[Data entries]
══════════════════════════════

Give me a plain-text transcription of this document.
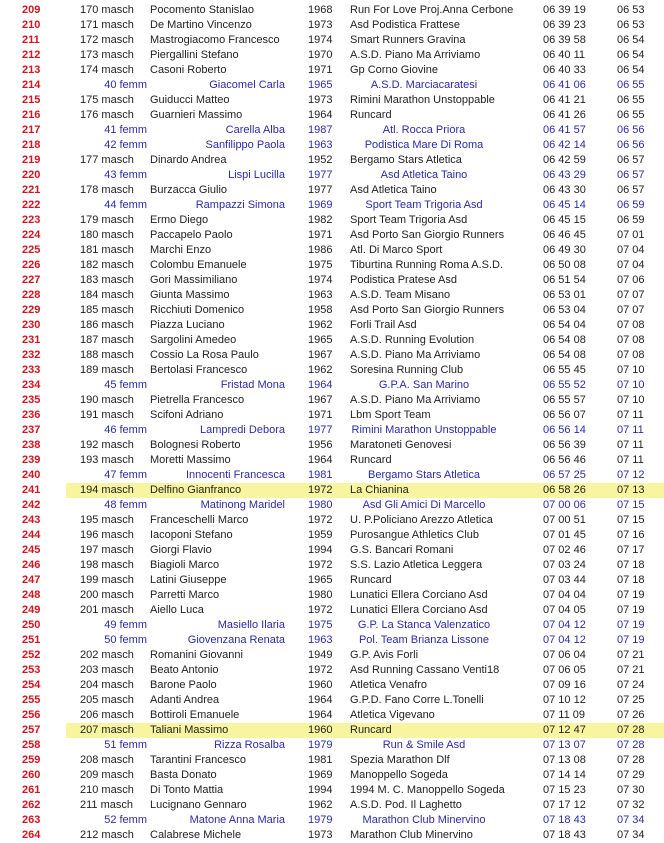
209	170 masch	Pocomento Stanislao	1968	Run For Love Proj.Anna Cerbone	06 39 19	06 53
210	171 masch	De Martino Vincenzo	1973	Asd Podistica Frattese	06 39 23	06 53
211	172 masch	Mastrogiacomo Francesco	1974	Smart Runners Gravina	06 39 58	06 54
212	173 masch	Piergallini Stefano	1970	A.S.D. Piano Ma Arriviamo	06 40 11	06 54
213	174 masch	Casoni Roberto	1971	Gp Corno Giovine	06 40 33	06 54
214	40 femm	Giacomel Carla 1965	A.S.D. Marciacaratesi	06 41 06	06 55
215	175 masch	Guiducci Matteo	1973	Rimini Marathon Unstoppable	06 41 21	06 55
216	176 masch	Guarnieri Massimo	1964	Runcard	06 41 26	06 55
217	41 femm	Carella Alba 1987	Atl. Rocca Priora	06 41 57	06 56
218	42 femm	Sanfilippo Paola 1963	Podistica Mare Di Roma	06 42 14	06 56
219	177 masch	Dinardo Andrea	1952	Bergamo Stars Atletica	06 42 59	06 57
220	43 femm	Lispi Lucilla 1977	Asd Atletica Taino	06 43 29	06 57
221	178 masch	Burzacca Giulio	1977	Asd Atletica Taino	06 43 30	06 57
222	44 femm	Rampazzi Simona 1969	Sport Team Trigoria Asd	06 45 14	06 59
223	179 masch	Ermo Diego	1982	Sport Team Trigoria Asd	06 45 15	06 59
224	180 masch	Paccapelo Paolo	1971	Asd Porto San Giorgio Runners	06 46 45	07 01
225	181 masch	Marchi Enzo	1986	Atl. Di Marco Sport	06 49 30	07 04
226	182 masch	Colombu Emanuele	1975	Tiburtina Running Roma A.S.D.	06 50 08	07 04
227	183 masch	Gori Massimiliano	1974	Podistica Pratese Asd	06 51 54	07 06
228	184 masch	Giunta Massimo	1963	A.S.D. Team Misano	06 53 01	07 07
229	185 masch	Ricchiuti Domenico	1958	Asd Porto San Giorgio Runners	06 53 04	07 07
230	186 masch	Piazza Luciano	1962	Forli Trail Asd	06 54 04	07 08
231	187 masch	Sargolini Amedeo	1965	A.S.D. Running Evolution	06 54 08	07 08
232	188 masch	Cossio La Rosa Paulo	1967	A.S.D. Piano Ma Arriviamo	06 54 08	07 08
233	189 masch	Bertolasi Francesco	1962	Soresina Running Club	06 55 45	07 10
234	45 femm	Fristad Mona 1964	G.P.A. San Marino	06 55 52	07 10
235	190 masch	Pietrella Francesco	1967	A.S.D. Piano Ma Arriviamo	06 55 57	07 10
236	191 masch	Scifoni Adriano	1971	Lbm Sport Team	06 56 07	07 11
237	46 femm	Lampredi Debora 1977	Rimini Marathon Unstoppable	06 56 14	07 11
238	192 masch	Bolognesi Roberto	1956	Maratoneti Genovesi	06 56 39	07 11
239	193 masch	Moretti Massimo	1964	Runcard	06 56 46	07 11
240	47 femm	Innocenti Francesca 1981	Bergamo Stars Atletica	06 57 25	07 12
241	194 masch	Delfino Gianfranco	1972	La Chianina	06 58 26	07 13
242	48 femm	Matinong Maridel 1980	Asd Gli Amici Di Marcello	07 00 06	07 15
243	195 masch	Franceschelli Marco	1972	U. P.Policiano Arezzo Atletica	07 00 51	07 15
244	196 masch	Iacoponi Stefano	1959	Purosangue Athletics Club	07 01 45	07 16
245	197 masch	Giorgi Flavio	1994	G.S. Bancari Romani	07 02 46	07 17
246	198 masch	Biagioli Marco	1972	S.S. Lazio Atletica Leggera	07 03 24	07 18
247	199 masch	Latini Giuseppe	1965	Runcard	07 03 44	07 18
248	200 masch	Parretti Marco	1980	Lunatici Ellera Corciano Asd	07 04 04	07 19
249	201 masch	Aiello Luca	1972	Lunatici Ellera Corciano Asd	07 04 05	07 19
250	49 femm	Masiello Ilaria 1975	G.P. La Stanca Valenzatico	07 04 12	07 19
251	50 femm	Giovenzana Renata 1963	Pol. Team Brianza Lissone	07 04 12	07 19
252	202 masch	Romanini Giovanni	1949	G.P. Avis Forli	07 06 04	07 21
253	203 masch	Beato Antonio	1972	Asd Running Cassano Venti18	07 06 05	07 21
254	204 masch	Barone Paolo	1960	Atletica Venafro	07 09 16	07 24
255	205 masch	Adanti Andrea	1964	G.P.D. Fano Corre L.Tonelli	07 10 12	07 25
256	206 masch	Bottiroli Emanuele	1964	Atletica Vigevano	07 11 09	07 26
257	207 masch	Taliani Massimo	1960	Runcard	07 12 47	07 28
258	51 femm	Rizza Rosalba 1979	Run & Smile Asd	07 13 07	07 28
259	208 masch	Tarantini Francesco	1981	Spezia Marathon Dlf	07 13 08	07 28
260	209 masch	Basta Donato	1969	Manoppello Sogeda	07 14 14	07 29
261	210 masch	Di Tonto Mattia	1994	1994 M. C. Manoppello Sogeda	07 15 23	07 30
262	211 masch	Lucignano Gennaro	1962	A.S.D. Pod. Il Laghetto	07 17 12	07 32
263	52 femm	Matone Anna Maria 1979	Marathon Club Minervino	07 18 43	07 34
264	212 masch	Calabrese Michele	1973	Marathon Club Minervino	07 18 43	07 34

══════════════════════════════

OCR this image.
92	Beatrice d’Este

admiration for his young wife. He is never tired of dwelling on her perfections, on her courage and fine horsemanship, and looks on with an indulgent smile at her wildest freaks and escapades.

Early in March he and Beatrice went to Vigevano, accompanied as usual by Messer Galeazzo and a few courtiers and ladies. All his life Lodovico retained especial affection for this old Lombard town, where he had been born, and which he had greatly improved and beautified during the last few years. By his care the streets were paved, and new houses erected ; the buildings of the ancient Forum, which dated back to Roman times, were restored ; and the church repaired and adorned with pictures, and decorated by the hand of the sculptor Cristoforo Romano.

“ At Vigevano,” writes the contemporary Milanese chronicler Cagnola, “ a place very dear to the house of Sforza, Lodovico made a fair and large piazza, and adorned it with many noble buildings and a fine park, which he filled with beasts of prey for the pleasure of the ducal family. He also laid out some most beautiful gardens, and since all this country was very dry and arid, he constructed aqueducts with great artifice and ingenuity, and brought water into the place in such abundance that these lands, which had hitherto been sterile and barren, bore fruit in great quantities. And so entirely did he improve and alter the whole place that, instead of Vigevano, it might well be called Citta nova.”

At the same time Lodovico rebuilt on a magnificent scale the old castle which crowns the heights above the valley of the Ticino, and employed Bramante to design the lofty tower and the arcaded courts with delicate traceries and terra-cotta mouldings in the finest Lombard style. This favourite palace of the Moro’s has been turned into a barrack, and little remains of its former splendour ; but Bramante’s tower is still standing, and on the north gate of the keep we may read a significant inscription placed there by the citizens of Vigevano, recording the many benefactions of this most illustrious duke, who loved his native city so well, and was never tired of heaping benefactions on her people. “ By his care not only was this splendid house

══════════════════════════════

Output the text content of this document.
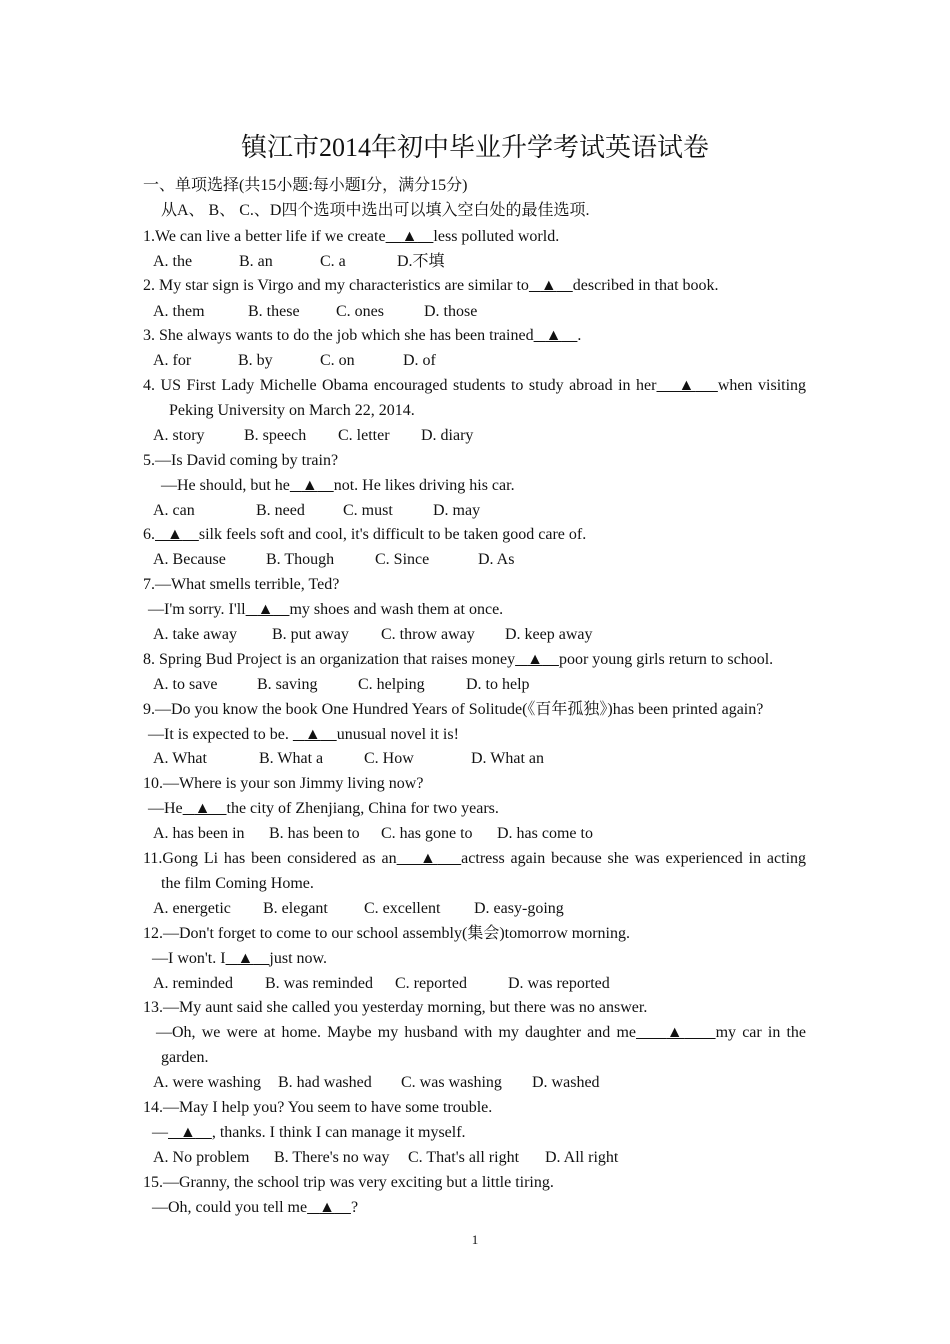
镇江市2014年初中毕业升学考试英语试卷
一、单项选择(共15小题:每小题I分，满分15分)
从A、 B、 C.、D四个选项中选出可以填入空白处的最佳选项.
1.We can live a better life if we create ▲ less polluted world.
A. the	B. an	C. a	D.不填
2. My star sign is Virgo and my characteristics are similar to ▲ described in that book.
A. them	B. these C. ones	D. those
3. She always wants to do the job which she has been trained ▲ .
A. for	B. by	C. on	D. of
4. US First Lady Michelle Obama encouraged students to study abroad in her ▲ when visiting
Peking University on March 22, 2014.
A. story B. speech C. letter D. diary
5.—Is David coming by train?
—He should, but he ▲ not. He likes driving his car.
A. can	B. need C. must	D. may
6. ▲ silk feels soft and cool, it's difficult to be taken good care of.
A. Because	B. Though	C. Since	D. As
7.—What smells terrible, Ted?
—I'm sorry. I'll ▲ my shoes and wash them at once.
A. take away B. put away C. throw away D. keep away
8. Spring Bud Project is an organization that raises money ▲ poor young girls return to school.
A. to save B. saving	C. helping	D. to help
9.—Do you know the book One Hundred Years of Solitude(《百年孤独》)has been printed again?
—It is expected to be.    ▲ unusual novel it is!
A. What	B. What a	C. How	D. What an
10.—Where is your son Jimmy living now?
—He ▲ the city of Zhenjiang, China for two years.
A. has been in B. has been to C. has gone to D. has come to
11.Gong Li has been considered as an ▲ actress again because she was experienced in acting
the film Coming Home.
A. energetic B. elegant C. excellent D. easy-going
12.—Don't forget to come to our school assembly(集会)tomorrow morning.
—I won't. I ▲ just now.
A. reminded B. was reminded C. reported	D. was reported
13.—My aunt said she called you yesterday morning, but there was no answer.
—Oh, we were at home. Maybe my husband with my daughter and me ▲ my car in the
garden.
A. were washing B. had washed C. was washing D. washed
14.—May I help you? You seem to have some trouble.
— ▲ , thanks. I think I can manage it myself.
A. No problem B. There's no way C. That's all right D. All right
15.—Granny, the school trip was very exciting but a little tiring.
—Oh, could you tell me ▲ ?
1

══════════════════════════════

▶ What the task asks
From the listing above, collect every line that mentions the word "these".

▶ Solution for this exercise
“ At Vigevano,” writes the contemporary Milanese chronicler Cagnola, “ a place very dear to the house of Sforza, Lodovico made a fair and large piazza, and adorned it with many noble buildings and a fine park, which he filled with beasts of prey for the pleasure of the ducal family. He also laid out some most beautiful gardens, and since all this country was very dry and arid, he constructed aqueducts with great artifice and ingenuity, and brought water into the place in such abundance that these lands, which had hitherto been sterile and barren, bore fruit in great quantities. And so entirely did he improve and alter the whole place that, instead of Vigevano, it might well be called Citta nova.”
A. them	B. these C. ones	D. those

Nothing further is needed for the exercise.